**What you are asked to do**: Give back a single number, the count of lines containing the word "наук".

**Excerpted data**:
•••••

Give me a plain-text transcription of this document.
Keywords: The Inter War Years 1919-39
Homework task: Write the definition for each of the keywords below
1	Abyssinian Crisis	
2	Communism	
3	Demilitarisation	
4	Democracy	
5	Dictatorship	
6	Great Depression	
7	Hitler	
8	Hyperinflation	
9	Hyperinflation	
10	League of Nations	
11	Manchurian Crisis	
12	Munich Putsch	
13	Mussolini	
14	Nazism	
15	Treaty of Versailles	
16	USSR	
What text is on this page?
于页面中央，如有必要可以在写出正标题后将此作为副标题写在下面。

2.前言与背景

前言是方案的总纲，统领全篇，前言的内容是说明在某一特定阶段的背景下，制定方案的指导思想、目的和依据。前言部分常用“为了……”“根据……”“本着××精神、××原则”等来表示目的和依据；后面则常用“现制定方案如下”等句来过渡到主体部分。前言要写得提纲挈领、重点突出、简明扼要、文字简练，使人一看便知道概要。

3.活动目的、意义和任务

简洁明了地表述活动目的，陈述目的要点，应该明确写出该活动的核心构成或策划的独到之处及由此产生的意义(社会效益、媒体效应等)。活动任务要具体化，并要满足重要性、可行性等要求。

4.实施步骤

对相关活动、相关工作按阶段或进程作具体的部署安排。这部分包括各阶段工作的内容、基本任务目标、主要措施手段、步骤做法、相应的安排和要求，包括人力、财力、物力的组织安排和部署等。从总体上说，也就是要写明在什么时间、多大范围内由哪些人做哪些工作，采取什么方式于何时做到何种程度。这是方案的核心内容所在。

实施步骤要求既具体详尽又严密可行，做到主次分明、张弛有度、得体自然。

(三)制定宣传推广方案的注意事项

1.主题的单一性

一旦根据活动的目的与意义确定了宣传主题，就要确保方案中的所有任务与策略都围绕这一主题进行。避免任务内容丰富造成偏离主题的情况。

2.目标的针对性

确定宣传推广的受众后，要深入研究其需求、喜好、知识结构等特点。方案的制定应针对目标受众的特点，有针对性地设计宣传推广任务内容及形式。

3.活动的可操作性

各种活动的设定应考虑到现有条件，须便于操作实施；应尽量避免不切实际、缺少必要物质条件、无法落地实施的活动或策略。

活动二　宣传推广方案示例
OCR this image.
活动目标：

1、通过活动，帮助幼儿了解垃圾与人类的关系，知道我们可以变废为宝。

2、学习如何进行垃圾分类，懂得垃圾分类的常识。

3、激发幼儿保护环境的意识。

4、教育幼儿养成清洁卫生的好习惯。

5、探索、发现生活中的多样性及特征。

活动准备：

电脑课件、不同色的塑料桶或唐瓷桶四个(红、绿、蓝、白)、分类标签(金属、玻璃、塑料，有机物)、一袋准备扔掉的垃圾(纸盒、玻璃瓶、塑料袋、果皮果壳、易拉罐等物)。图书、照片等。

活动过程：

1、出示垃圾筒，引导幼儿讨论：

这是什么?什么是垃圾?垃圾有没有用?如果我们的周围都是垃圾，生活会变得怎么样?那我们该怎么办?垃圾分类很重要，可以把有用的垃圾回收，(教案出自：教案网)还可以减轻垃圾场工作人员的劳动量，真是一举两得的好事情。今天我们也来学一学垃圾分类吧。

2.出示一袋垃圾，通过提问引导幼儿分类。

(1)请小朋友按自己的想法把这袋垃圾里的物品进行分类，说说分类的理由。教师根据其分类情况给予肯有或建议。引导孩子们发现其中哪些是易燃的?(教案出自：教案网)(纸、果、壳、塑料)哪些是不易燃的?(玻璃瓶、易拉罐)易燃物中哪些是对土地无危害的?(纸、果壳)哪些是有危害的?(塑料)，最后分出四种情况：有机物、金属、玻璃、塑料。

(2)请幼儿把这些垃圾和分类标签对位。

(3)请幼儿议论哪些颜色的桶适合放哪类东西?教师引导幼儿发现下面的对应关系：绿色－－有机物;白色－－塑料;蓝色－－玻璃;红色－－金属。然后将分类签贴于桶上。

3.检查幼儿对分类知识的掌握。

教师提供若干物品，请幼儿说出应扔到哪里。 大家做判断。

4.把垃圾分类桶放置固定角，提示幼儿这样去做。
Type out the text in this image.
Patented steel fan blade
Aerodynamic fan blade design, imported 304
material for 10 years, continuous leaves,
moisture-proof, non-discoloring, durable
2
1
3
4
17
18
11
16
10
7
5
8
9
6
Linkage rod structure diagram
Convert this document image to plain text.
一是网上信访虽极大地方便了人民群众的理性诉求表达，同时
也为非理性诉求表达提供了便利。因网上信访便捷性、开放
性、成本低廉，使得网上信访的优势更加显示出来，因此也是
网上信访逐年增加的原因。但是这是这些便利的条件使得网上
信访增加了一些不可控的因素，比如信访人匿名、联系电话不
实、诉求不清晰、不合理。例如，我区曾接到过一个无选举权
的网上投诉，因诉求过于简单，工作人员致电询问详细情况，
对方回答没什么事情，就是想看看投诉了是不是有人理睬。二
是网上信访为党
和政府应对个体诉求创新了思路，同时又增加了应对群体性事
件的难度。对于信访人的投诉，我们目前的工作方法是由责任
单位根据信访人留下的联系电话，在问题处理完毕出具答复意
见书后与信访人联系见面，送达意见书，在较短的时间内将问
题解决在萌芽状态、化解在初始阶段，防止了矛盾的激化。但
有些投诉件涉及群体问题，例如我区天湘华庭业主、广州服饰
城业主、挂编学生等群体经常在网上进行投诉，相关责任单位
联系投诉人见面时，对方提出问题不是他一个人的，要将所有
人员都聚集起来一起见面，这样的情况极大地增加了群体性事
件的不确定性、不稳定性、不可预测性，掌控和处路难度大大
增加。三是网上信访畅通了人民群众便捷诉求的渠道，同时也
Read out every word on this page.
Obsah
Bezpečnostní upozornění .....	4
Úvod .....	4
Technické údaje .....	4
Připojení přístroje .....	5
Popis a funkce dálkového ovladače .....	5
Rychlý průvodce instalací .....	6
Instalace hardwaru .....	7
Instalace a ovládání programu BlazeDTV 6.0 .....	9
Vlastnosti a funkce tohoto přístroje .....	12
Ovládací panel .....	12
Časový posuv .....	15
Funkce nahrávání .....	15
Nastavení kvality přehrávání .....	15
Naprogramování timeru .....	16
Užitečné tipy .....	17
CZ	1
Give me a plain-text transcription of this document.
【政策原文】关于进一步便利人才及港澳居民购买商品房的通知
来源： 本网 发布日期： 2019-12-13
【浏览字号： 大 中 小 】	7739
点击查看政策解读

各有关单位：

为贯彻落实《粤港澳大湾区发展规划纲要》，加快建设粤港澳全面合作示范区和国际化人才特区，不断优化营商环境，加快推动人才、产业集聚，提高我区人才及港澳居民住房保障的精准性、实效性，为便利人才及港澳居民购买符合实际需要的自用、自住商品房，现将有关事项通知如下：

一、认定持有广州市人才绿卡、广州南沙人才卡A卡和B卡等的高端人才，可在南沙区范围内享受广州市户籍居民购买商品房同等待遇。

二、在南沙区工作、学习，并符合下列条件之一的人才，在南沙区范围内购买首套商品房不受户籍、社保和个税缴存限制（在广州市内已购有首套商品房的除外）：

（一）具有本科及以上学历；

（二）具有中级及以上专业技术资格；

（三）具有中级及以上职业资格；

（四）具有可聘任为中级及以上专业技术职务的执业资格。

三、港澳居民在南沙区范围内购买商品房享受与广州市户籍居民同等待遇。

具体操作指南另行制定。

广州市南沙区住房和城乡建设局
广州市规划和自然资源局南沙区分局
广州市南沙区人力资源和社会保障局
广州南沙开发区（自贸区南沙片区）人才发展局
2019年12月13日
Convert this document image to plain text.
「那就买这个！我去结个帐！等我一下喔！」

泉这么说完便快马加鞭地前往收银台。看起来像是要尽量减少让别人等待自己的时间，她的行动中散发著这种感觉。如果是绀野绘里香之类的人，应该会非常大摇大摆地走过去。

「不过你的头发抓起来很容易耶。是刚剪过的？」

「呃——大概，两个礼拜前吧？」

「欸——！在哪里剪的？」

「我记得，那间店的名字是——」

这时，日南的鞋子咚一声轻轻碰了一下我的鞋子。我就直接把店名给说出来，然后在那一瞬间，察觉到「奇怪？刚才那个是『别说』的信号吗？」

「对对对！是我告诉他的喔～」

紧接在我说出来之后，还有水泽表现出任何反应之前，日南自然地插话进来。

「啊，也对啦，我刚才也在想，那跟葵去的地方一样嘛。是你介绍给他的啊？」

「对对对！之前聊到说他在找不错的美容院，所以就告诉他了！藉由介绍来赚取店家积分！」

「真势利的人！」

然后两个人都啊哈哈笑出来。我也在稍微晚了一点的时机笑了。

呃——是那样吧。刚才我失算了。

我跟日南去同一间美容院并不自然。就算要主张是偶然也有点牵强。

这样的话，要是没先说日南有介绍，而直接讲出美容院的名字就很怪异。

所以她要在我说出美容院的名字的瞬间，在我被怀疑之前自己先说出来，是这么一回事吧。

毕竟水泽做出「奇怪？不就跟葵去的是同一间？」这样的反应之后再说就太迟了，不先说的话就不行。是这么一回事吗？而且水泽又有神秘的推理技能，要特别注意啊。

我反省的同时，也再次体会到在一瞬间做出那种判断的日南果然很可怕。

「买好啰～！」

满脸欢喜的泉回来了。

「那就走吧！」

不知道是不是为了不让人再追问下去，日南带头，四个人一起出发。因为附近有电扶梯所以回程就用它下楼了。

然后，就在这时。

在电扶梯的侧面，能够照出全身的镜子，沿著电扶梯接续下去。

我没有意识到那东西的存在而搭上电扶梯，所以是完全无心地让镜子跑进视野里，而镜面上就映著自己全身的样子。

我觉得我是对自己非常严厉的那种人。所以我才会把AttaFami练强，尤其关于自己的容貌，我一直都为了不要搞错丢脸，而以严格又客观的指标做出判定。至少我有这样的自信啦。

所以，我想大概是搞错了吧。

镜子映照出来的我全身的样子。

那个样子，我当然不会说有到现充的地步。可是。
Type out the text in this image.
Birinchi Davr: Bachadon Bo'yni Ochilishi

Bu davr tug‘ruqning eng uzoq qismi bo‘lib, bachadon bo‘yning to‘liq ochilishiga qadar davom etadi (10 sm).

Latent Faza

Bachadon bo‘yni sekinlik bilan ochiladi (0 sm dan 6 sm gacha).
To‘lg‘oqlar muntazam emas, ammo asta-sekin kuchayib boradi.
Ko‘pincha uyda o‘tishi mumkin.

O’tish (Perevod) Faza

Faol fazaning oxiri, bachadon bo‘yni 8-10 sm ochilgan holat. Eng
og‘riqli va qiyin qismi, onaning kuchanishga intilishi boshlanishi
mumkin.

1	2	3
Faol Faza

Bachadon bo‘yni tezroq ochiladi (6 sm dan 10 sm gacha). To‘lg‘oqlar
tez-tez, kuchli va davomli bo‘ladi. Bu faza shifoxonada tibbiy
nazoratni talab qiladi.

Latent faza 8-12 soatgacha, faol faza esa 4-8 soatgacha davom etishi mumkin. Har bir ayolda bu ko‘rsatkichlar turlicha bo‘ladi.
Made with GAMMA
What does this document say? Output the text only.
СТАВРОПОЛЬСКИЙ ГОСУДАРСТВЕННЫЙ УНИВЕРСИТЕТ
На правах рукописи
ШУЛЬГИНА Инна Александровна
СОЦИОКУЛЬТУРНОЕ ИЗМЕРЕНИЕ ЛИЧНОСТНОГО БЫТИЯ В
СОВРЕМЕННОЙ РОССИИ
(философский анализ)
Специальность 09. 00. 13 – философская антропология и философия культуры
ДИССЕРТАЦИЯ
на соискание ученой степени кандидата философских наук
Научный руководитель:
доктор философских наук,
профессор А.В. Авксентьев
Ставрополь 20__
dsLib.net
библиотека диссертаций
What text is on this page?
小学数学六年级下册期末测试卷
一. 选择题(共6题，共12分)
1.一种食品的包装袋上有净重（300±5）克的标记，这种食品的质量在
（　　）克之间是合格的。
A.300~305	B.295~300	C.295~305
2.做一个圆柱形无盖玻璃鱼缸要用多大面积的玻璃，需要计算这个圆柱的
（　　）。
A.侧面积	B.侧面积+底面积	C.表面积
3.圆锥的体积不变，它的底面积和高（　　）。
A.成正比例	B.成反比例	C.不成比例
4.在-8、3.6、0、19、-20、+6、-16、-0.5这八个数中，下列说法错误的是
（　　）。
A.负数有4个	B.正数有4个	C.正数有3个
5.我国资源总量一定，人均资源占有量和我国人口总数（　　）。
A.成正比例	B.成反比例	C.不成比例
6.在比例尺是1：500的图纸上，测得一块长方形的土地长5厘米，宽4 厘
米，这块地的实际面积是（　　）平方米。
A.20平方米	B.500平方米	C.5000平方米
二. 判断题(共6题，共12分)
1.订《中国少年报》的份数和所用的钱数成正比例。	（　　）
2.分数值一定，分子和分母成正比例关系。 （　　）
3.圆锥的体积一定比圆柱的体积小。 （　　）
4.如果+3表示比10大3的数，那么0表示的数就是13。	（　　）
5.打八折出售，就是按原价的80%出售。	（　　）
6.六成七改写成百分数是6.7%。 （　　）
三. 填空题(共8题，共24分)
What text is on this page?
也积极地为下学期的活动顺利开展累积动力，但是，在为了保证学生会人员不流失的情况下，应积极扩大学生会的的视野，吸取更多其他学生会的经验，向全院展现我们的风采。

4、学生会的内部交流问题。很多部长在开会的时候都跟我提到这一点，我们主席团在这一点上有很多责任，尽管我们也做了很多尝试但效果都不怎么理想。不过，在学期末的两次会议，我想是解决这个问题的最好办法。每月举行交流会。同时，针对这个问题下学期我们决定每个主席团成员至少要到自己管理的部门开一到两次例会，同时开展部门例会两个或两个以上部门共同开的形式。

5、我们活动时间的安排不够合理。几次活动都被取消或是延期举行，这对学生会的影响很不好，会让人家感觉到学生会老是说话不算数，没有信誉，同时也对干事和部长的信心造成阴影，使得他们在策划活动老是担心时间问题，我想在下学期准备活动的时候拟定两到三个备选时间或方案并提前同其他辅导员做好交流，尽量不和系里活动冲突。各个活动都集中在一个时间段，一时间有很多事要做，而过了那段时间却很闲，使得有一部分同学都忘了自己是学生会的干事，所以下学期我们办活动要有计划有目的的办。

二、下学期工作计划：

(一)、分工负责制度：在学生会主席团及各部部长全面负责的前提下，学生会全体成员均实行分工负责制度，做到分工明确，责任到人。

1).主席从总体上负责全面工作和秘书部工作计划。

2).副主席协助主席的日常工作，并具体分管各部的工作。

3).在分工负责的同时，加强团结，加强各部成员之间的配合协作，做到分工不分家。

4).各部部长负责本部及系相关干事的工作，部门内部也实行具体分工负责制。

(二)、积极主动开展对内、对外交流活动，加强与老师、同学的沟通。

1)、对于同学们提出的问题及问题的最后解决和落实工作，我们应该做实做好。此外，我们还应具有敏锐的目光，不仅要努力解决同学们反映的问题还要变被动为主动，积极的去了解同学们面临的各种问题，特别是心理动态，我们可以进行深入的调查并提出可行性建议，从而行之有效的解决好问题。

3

•••••

**Solution for this exercise**: 2